Task to complete: Omit every picture and return the rest of the data unaltered.

Records excerpted from a collection:
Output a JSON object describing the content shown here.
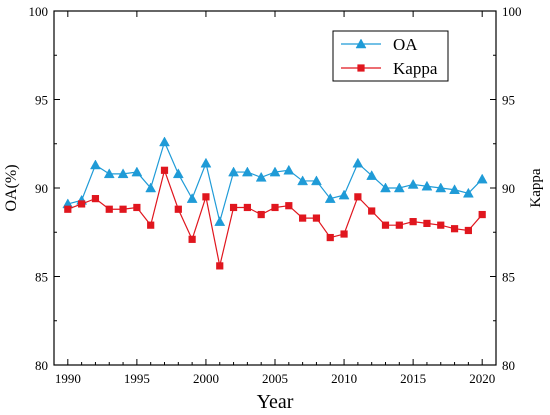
{
  "chart_data": {
    "type": "line",
    "title": "",
    "xlabel": "Year",
    "ylabel": "OA(%)",
    "ylabel_right": "Kappa",
    "xlim": [
      1989,
      2021
    ],
    "ylim": [
      80,
      100
    ],
    "x_ticks": [
      1990,
      1995,
      2000,
      2005,
      2010,
      2015,
      2020
    ],
    "y_ticks": [
      80,
      85,
      90,
      95,
      100
    ],
    "y_ticks_right": [
      80,
      85,
      90,
      95,
      100
    ],
    "grid": false,
    "legend_position": "top-right",
    "x": [
      1990,
      1991,
      1992,
      1993,
      1994,
      1995,
      1996,
      1997,
      1998,
      1999,
      2000,
      2001,
      2002,
      2003,
      2004,
      2005,
      2006,
      2007,
      2008,
      2009,
      2010,
      2011,
      2012,
      2013,
      2014,
      2015,
      2016,
      2017,
      2018,
      2019,
      2020
    ],
    "series": [
      {
        "name": "OA",
        "axis": "left",
        "color": "#1f9bd7",
        "marker": "triangle",
        "values": [
          89.1,
          89.3,
          91.3,
          90.8,
          90.8,
          90.9,
          90.0,
          92.6,
          90.8,
          89.4,
          91.4,
          88.1,
          90.9,
          90.9,
          90.6,
          90.9,
          91.0,
          90.4,
          90.4,
          89.4,
          89.6,
          91.4,
          90.7,
          90.0,
          90.0,
          90.2,
          90.1,
          90.0,
          89.9,
          89.7,
          90.5
        ]
      },
      {
        "name": "Kappa",
        "axis": "right",
        "color": "#e0161e",
        "marker": "square",
        "values": [
          88.8,
          89.1,
          89.4,
          88.8,
          88.8,
          88.9,
          87.9,
          91.0,
          88.8,
          87.1,
          89.5,
          85.6,
          88.9,
          88.9,
          88.5,
          88.9,
          89.0,
          88.3,
          88.3,
          87.2,
          87.4,
          89.5,
          88.7,
          87.9,
          87.9,
          88.1,
          88.0,
          87.9,
          87.7,
          87.6,
          88.5
        ]
      }
    ]
  }
}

Complete output:
Output a JSON object describing the content shown here.
{
  "chart_data": {
    "type": "line",
    "title": "",
    "xlabel": "Year",
    "ylabel": "OA(%)",
    "ylabel_right": "Kappa",
    "xlim": [
      1989,
      2021
    ],
    "ylim": [
      80,
      100
    ],
    "x_ticks": [
      1990,
      1995,
      2000,
      2005,
      2010,
      2015,
      2020
    ],
    "y_ticks": [
      80,
      85,
      90,
      95,
      100
    ],
    "y_ticks_right": [
      80,
      85,
      90,
      95,
      100
    ],
    "grid": false,
    "legend_position": "top-right",
    "x": [
      1990,
      1991,
      1992,
      1993,
      1994,
      1995,
      1996,
      1997,
      1998,
      1999,
      2000,
      2001,
      2002,
      2003,
      2004,
      2005,
      2006,
      2007,
      2008,
      2009,
      2010,
      2011,
      2012,
      2013,
      2014,
      2015,
      2016,
      2017,
      2018,
      2019,
      2020
    ],
    "series": [
      {
        "name": "OA",
        "axis": "left",
        "color": "#1f9bd7",
        "marker": "triangle",
        "values": [
          89.1,
          89.3,
          91.3,
          90.8,
          90.8,
          90.9,
          90.0,
          92.6,
          90.8,
          89.4,
          91.4,
          88.1,
          90.9,
          90.9,
          90.6,
          90.9,
          91.0,
          90.4,
          90.4,
          89.4,
          89.6,
          91.4,
          90.7,
          90.0,
          90.0,
          90.2,
          90.1,
          90.0,
          89.9,
          89.7,
          90.5
        ]
      },
      {
        "name": "Kappa",
        "axis": "right",
        "color": "#e0161e",
        "marker": "square",
        "values": [
          88.8,
          89.1,
          89.4,
          88.8,
          88.8,
          88.9,
          87.9,
          91.0,
          88.8,
          87.1,
          89.5,
          85.6,
          88.9,
          88.9,
          88.5,
          88.9,
          89.0,
          88.3,
          88.3,
          87.2,
          87.4,
          89.5,
          88.7,
          87.9,
          87.9,
          88.1,
          88.0,
          87.9,
          87.7,
          87.6,
          88.5
        ]
      }
    ]
  }
}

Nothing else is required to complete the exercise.